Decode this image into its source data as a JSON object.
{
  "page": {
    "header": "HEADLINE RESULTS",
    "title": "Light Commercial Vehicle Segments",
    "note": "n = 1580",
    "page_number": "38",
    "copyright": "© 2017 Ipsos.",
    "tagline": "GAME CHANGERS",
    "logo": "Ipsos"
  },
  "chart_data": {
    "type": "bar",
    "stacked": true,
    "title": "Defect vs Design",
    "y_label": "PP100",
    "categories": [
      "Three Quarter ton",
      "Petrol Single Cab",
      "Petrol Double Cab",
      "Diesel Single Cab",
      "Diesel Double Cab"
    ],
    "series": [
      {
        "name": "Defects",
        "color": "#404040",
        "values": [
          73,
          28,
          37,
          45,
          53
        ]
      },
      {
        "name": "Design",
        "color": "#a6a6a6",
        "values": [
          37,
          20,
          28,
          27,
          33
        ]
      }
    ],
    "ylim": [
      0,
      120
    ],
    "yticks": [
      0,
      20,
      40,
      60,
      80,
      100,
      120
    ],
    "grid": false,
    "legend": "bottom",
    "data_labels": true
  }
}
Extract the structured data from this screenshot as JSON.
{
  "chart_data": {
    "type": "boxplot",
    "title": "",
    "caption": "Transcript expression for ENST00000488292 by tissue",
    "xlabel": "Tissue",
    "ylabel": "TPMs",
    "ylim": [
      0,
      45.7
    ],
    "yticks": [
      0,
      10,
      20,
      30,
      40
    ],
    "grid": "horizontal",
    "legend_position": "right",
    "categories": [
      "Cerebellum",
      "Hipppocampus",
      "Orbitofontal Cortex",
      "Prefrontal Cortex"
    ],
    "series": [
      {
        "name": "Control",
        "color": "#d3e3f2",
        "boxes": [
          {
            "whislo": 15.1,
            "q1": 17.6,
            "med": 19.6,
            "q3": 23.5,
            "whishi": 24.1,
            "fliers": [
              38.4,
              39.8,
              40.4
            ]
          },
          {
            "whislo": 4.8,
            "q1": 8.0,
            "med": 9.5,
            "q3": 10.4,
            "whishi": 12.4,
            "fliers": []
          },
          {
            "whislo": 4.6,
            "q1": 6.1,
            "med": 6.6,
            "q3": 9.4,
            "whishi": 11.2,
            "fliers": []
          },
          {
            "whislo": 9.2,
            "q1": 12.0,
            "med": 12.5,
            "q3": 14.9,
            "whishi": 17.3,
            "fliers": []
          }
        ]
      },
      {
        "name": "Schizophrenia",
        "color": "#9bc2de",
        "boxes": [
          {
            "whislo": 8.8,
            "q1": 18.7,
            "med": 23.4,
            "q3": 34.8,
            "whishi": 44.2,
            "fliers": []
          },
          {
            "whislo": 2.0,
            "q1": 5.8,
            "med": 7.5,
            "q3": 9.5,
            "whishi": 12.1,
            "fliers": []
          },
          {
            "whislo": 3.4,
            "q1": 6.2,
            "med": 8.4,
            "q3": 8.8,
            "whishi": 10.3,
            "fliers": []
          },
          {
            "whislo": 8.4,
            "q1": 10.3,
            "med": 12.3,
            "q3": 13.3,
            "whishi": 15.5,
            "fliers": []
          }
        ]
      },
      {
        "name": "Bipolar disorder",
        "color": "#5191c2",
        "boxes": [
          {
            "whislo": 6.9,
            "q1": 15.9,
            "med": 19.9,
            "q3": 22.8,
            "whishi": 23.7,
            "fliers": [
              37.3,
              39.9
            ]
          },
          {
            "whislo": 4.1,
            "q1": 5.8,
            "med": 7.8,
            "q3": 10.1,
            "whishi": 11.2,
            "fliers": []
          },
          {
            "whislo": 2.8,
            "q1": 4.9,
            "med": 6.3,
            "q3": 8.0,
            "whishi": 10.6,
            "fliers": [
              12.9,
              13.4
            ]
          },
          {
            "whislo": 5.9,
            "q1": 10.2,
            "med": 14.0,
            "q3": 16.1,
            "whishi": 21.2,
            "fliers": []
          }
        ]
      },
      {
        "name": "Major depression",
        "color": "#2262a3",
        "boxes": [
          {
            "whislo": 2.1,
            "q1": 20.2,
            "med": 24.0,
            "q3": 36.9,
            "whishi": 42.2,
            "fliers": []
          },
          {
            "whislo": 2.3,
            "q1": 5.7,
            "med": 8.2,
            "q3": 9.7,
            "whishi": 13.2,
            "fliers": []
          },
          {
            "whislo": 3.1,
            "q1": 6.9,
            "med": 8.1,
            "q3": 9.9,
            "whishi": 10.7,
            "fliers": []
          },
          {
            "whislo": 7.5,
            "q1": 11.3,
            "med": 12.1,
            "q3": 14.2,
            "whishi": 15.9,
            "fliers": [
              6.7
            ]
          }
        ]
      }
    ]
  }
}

####################

Pull every line containing "this" out of the data above.

EXERCISE SOLUTION ->
Decode this image into its source data as a JSON object.
Extract the structured data from this screenshot as JSON.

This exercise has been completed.